# WHAT IS REQUIRED
Output, with no changes, the span of lines that opens with the line containing "Decode this image" and closes with the last line.

(Stored data entries)
★ ★ ★
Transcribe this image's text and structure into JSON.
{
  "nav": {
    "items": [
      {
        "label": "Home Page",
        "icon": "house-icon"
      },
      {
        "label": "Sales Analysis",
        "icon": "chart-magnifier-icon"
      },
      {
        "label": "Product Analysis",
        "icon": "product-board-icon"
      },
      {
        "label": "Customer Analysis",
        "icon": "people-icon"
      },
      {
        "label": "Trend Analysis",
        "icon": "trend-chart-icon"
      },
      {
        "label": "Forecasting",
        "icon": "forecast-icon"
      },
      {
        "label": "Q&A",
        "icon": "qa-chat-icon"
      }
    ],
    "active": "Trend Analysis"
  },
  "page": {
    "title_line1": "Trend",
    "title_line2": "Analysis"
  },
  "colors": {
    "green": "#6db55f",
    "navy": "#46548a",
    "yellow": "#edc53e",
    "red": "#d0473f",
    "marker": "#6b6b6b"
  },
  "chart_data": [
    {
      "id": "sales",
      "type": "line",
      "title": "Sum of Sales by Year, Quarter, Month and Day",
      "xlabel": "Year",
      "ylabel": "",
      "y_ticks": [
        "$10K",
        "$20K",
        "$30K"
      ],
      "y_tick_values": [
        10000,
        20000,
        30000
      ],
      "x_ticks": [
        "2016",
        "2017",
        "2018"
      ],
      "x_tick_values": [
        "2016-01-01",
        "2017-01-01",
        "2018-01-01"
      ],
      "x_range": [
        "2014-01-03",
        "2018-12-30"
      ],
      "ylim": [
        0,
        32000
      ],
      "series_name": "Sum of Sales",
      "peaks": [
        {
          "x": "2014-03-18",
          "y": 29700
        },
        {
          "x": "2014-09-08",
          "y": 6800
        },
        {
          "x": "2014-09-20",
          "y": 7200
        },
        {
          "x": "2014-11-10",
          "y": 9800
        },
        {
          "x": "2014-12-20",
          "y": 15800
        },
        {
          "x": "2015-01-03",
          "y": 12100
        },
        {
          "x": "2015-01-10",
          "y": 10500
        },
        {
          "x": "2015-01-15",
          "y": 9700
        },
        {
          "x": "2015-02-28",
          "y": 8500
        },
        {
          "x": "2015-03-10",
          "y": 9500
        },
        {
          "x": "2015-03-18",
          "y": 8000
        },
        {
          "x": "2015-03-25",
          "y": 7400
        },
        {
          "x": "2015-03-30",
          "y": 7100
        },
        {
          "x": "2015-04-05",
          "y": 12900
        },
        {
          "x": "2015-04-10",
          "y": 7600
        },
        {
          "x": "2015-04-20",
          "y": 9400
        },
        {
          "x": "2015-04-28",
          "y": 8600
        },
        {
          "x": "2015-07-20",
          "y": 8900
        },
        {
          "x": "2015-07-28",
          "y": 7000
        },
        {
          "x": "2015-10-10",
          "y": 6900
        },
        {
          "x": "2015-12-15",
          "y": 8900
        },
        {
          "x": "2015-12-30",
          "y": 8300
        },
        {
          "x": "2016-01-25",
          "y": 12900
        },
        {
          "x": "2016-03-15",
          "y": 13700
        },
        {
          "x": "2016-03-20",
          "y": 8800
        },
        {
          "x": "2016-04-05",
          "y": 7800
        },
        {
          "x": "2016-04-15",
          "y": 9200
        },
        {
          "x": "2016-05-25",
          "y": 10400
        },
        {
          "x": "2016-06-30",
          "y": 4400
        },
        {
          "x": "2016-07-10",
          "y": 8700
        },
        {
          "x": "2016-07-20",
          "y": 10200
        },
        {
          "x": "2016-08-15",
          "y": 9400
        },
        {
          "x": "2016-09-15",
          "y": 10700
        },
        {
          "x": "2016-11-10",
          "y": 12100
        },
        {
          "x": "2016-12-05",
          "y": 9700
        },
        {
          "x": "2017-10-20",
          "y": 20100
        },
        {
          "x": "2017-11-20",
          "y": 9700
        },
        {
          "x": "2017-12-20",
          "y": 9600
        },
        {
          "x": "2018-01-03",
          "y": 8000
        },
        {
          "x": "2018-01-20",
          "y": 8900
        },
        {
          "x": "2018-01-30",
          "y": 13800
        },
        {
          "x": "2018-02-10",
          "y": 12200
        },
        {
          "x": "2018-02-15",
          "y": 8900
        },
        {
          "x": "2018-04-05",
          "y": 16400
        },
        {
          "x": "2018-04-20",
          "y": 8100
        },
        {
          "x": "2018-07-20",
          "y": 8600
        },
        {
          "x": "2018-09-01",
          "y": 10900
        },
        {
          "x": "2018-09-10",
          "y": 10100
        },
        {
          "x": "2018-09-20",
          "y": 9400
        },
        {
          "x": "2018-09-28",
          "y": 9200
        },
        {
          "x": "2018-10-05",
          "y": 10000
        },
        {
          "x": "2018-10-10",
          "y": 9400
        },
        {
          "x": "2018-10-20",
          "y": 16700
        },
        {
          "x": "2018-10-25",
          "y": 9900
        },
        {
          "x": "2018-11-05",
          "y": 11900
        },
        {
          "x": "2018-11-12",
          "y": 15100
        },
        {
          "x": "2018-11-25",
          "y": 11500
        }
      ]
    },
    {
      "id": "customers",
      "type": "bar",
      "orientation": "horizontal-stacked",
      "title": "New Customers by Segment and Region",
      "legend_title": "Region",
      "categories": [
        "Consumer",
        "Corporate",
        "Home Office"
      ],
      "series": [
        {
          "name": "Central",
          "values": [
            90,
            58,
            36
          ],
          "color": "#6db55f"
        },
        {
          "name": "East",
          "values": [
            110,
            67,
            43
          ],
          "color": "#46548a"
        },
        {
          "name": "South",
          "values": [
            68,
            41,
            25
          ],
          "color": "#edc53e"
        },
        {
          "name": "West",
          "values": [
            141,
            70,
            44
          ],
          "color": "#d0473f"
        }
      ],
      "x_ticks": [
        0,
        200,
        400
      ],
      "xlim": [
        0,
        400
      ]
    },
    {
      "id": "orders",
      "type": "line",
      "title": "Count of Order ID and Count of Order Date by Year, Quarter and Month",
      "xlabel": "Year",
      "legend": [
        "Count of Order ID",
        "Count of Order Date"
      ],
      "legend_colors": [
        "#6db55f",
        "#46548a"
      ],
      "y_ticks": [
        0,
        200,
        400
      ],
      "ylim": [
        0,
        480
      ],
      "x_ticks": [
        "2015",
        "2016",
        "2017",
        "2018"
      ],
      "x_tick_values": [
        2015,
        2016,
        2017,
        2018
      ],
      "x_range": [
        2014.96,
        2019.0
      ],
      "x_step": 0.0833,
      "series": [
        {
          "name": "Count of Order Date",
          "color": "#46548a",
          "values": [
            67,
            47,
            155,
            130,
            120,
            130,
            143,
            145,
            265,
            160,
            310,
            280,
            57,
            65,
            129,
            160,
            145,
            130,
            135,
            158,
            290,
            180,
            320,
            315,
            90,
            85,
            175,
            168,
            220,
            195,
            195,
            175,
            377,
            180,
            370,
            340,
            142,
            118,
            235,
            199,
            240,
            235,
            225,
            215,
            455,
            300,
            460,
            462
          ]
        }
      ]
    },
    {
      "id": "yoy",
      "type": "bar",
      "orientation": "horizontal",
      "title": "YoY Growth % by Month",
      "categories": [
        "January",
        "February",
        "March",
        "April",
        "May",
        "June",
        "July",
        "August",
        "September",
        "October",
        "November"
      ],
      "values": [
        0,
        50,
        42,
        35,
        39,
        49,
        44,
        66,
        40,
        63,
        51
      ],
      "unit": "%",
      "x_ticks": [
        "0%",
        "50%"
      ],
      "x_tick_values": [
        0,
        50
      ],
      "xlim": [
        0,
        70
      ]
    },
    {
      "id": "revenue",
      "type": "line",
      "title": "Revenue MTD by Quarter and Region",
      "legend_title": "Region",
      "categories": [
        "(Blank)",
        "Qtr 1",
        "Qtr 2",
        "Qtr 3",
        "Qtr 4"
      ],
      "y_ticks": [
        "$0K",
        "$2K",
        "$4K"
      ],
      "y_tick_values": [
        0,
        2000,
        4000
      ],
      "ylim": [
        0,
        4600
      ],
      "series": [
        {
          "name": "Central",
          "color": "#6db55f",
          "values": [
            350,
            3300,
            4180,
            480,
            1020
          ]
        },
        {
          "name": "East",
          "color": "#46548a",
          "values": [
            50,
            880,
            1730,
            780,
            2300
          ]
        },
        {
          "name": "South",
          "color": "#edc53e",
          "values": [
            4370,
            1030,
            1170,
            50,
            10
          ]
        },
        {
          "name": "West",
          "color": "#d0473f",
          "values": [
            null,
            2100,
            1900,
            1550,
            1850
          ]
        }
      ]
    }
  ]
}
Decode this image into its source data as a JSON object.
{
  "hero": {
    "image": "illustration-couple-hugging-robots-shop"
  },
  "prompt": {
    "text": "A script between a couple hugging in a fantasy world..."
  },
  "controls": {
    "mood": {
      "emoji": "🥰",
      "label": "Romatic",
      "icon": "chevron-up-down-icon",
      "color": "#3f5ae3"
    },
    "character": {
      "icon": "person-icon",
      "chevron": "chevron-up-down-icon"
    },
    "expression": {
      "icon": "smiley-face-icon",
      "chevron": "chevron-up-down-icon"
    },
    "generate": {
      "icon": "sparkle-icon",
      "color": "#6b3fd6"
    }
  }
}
★ ★ ★
# THE RESPONSE
Decode this image into its source data as a JSON object.
{
  "hero": {
    "image": "illustration-couple-hugging-robots-shop"
  },
  "prompt": {
    "text": "A script between a couple hugging in a fantasy world..."
  },
  "controls": {
    "mood": {
      "emoji": "🥰",
      "label": "Romatic",
      "icon": "chevron-up-down-icon",
      "color": "#3f5ae3"
    },
    "character": {
      "icon": "person-icon",
      "chevron": "chevron-up-down-icon"
    },
    "expression": {
      "icon": "smiley-face-icon",
      "chevron": "chevron-up-down-icon"
    },
    "generate": {
      "icon": "sparkle-icon",
      "color": "#6b3fd6"
    }
  }
}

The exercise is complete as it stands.